DIRECTIONS FOR THIS TASK
Would you extract the whole listing below and retype it exactly?

PROVIDED DATA
************

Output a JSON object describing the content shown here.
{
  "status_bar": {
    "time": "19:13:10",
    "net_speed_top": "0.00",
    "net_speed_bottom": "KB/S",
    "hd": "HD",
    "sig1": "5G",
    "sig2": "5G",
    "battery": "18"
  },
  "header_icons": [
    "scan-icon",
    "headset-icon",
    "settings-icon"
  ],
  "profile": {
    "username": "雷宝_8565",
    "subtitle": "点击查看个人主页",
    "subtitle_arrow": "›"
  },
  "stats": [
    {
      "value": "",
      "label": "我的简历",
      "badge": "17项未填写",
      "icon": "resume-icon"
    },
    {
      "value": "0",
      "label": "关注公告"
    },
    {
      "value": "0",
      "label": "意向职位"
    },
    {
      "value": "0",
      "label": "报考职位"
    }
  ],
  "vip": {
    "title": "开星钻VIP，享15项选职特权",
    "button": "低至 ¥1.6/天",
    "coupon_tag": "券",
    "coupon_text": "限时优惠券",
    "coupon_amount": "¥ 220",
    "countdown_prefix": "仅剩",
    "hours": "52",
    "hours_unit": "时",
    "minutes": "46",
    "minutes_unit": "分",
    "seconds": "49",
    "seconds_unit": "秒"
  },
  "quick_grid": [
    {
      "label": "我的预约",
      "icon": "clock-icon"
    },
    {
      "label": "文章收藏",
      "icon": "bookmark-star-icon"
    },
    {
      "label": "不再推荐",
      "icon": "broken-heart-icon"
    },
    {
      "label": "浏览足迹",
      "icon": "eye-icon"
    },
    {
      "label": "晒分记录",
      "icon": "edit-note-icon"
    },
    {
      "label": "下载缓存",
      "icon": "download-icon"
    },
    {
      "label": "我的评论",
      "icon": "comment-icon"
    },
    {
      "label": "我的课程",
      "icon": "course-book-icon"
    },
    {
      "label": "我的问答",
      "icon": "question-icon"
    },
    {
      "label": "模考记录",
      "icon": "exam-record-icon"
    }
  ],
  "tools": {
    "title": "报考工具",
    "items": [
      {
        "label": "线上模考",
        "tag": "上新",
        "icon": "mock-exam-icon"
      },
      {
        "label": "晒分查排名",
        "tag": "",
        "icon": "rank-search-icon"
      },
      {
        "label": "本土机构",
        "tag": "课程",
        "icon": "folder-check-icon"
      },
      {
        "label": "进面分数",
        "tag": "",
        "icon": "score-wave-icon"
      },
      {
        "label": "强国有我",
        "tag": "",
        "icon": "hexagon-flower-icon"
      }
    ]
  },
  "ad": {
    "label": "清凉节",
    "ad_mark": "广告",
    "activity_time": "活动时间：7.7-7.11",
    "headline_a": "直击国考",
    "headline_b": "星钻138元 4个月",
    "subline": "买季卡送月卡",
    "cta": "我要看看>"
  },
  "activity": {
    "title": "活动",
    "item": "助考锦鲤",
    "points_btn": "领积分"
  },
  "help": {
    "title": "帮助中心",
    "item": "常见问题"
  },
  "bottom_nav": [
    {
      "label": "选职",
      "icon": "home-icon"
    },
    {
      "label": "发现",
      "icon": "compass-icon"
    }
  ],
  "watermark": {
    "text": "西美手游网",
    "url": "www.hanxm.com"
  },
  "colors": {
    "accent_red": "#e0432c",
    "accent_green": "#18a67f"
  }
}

************

SOLUTION BELOW
Output a JSON object describing the content shown here.
{
  "status_bar": {
    "time": "19:13:10",
    "net_speed_top": "0.00",
    "net_speed_bottom": "KB/S",
    "hd": "HD",
    "sig1": "5G",
    "sig2": "5G",
    "battery": "18"
  },
  "header_icons": [
    "scan-icon",
    "headset-icon",
    "settings-icon"
  ],
  "profile": {
    "username": "雷宝_8565",
    "subtitle": "点击查看个人主页",
    "subtitle_arrow": "›"
  },
  "stats": [
    {
      "value": "",
      "label": "我的简历",
      "badge": "17项未填写",
      "icon": "resume-icon"
    },
    {
      "value": "0",
      "label": "关注公告"
    },
    {
      "value": "0",
      "label": "意向职位"
    },
    {
      "value": "0",
      "label": "报考职位"
    }
  ],
  "vip": {
    "title": "开星钻VIP，享15项选职特权",
    "button": "低至 ¥1.6/天",
    "coupon_tag": "券",
    "coupon_text": "限时优惠券",
    "coupon_amount": "¥ 220",
    "countdown_prefix": "仅剩",
    "hours": "52",
    "hours_unit": "时",
    "minutes": "46",
    "minutes_unit": "分",
    "seconds": "49",
    "seconds_unit": "秒"
  },
  "quick_grid": [
    {
      "label": "我的预约",
      "icon": "clock-icon"
    },
    {
      "label": "文章收藏",
      "icon": "bookmark-star-icon"
    },
    {
      "label": "不再推荐",
      "icon": "broken-heart-icon"
    },
    {
      "label": "浏览足迹",
      "icon": "eye-icon"
    },
    {
      "label": "晒分记录",
      "icon": "edit-note-icon"
    },
    {
      "label": "下载缓存",
      "icon": "download-icon"
    },
    {
      "label": "我的评论",
      "icon": "comment-icon"
    },
    {
      "label": "我的课程",
      "icon": "course-book-icon"
    },
    {
      "label": "我的问答",
      "icon": "question-icon"
    },
    {
      "label": "模考记录",
      "icon": "exam-record-icon"
    }
  ],
  "tools": {
    "title": "报考工具",
    "items": [
      {
        "label": "线上模考",
        "tag": "上新",
        "icon": "mock-exam-icon"
      },
      {
        "label": "晒分查排名",
        "tag": "",
        "icon": "rank-search-icon"
      },
      {
        "label": "本土机构",
        "tag": "课程",
        "icon": "folder-check-icon"
      },
      {
        "label": "进面分数",
        "tag": "",
        "icon": "score-wave-icon"
      },
      {
        "label": "强国有我",
        "tag": "",
        "icon": "hexagon-flower-icon"
      }
    ]
  },
  "ad": {
    "label": "清凉节",
    "ad_mark": "广告",
    "activity_time": "活动时间：7.7-7.11",
    "headline_a": "直击国考",
    "headline_b": "星钻138元 4个月",
    "subline": "买季卡送月卡",
    "cta": "我要看看>"
  },
  "activity": {
    "title": "活动",
    "item": "助考锦鲤",
    "points_btn": "领积分"
  },
  "help": {
    "title": "帮助中心",
    "item": "常见问题"
  },
  "bottom_nav": [
    {
      "label": "选职",
      "icon": "home-icon"
    },
    {
      "label": "发现",
      "icon": "compass-icon"
    }
  ],
  "watermark": {
    "text": "西美手游网",
    "url": "www.hanxm.com"
  },
  "colors": {
    "accent_red": "#e0432c",
    "accent_green": "#18a67f"
  }
}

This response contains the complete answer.